** Start DATA FOR THIS TASK **

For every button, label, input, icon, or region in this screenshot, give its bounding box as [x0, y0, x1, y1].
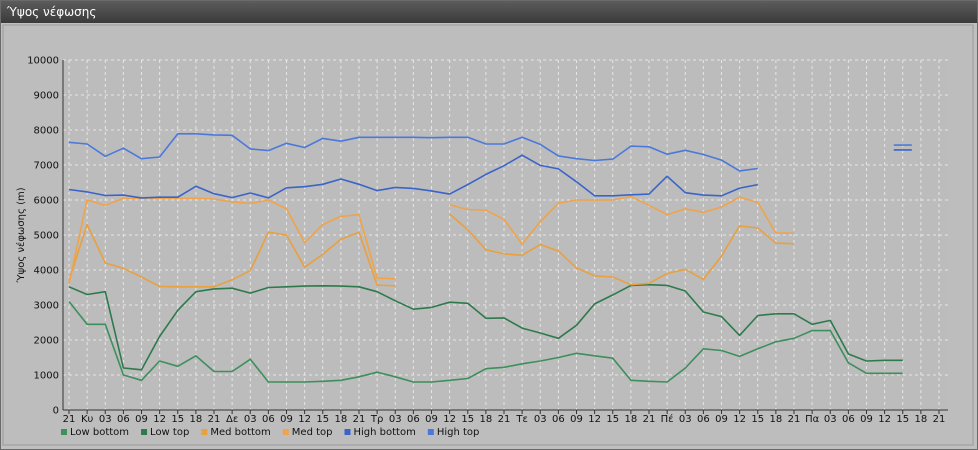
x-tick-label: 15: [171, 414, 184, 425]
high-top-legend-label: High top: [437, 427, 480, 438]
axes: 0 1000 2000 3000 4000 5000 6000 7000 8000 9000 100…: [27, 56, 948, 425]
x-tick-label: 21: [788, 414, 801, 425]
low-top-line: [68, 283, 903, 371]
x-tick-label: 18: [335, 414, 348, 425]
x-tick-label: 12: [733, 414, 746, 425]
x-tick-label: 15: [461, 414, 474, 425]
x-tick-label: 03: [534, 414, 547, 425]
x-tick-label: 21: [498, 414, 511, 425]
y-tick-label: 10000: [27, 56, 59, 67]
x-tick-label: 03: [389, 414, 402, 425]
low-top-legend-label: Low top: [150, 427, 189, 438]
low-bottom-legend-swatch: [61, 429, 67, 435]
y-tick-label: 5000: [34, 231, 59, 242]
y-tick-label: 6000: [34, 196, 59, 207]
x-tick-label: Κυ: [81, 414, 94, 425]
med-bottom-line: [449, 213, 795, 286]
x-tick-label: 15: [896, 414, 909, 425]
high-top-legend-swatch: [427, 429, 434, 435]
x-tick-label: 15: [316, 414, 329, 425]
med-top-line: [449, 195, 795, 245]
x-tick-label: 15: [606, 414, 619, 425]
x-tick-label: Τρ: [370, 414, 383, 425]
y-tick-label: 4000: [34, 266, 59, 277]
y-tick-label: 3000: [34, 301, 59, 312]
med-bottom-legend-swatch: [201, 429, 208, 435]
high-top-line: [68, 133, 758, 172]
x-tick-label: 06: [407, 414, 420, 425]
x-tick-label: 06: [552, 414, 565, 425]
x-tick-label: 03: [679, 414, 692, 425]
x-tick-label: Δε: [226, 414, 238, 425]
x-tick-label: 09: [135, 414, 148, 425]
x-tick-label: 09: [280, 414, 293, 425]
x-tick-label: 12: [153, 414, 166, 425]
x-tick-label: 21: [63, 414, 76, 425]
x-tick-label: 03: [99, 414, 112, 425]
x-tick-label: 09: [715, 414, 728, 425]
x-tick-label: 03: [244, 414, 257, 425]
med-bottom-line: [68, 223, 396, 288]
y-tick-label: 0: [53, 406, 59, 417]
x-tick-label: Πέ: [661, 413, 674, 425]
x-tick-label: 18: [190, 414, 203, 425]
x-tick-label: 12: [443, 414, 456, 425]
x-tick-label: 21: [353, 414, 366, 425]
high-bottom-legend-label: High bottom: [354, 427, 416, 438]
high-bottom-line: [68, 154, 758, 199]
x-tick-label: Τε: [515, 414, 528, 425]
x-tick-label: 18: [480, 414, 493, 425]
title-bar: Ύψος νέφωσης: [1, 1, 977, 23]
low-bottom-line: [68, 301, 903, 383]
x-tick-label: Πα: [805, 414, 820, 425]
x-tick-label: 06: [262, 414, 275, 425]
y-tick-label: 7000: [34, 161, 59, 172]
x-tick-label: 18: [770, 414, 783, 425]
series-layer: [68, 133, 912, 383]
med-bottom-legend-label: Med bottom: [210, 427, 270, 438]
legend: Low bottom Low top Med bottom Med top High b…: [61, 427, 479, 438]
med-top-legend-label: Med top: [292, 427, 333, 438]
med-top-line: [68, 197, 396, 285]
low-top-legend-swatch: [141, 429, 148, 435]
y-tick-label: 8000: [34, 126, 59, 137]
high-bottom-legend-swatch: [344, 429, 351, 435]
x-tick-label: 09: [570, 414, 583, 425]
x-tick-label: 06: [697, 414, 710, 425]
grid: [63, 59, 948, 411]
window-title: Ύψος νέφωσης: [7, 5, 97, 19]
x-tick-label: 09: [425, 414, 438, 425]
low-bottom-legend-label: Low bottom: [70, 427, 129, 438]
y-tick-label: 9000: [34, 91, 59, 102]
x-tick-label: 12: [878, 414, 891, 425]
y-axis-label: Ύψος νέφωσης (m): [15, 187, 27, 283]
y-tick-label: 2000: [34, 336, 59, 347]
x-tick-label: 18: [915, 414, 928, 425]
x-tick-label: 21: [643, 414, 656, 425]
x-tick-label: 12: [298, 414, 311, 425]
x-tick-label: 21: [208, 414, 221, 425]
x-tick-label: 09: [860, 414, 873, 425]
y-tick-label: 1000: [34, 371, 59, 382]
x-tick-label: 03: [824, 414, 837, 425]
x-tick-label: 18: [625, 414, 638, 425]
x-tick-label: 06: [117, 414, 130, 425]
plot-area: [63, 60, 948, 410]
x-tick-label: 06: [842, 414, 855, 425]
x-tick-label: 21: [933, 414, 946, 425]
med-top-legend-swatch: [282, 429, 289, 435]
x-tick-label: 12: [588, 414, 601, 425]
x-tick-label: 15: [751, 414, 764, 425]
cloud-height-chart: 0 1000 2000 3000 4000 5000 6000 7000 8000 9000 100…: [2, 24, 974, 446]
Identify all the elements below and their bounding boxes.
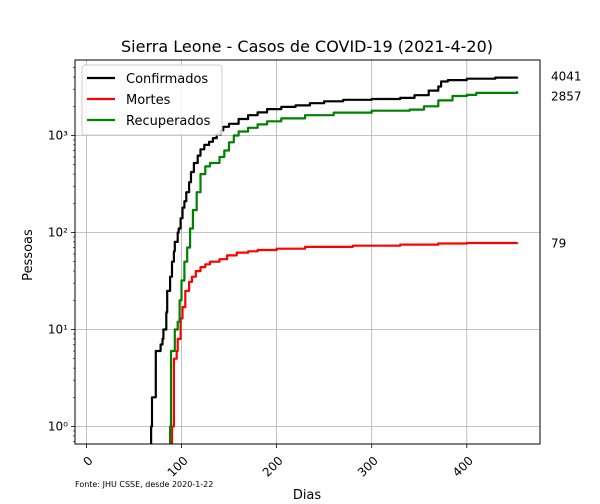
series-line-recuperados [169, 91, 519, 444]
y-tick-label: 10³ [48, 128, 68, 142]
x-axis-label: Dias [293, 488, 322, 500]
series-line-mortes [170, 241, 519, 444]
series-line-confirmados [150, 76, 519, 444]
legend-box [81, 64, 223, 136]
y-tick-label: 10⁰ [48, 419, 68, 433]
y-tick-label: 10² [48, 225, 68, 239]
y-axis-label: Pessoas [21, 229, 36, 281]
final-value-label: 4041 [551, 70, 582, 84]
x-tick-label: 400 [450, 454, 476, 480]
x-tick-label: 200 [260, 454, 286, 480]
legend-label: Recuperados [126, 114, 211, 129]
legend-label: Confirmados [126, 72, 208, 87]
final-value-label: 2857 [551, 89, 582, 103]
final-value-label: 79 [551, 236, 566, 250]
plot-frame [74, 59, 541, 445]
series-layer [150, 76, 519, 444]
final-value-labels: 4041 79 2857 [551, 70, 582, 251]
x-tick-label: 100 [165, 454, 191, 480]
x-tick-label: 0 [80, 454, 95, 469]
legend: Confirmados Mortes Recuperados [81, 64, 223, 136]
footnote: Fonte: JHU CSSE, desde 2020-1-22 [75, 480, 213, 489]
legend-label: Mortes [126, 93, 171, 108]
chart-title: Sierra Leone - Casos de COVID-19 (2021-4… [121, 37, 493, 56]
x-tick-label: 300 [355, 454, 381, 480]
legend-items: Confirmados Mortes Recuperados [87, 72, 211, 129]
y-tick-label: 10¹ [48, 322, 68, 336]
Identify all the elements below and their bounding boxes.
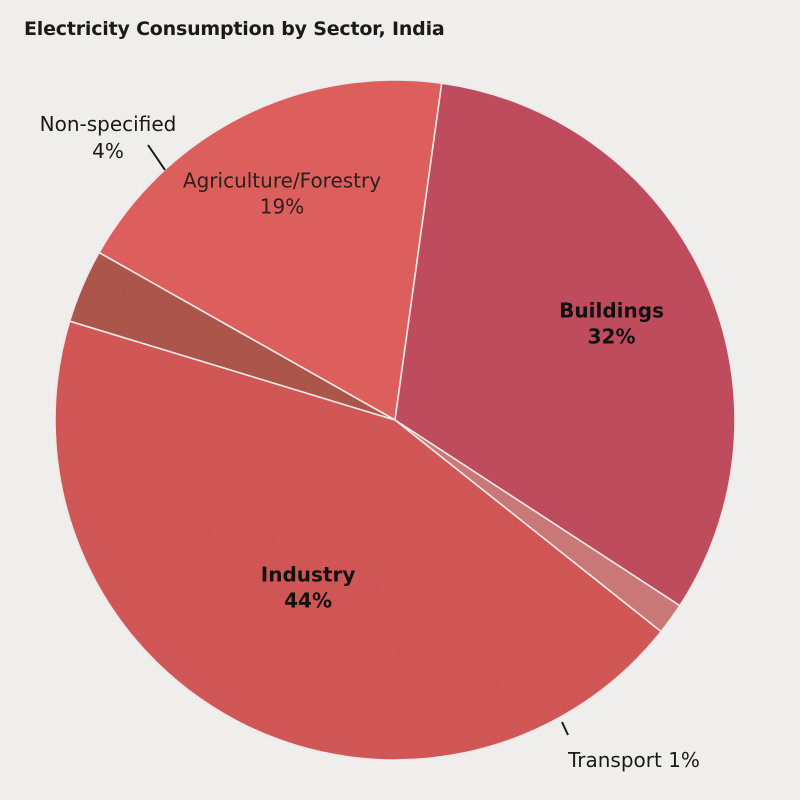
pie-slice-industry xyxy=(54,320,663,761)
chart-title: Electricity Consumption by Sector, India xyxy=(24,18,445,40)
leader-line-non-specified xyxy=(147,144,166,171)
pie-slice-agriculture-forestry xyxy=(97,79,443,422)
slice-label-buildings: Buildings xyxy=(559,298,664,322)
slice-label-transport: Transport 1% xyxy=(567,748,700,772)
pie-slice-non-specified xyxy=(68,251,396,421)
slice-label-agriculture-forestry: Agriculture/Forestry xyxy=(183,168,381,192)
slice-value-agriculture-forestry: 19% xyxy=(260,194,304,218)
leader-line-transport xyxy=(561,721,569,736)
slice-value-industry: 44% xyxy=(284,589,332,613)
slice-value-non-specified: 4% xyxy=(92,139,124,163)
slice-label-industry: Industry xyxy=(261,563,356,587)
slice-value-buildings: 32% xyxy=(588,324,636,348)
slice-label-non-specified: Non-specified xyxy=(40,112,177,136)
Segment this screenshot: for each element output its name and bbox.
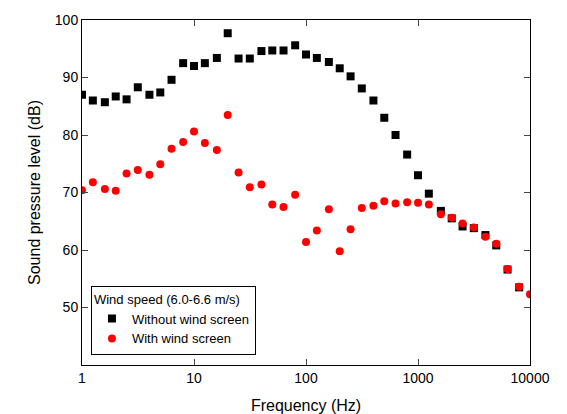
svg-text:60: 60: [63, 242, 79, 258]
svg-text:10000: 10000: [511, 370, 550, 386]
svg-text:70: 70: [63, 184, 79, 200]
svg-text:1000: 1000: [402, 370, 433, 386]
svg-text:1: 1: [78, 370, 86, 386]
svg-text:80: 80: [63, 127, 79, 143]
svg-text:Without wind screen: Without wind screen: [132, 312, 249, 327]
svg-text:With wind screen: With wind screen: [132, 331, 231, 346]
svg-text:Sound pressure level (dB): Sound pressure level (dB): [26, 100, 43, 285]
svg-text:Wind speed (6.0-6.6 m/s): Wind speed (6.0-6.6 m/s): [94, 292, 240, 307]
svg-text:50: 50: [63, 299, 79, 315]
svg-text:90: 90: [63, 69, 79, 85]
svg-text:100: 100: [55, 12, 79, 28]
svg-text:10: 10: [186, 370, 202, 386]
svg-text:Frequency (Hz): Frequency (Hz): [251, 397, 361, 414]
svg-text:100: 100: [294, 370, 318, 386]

** End DATA FOR THIS TASK **

PROBLEM: Return each line of the listing that contains the string "title", treating uppercase and lowercase as different.

WRITTEN SOLUTION:
title-bar: Ύψος νέφωσης: [1, 1, 977, 23]
window-title: Ύψος νέφωσης: [7, 5, 97, 19]
chart-title: Sierra Leone - Casos de COVID-19 (2021-4… [121, 37, 493, 56]
chart-title: Electricity Consumption by Sector, India xyxy=(24,18,445,40)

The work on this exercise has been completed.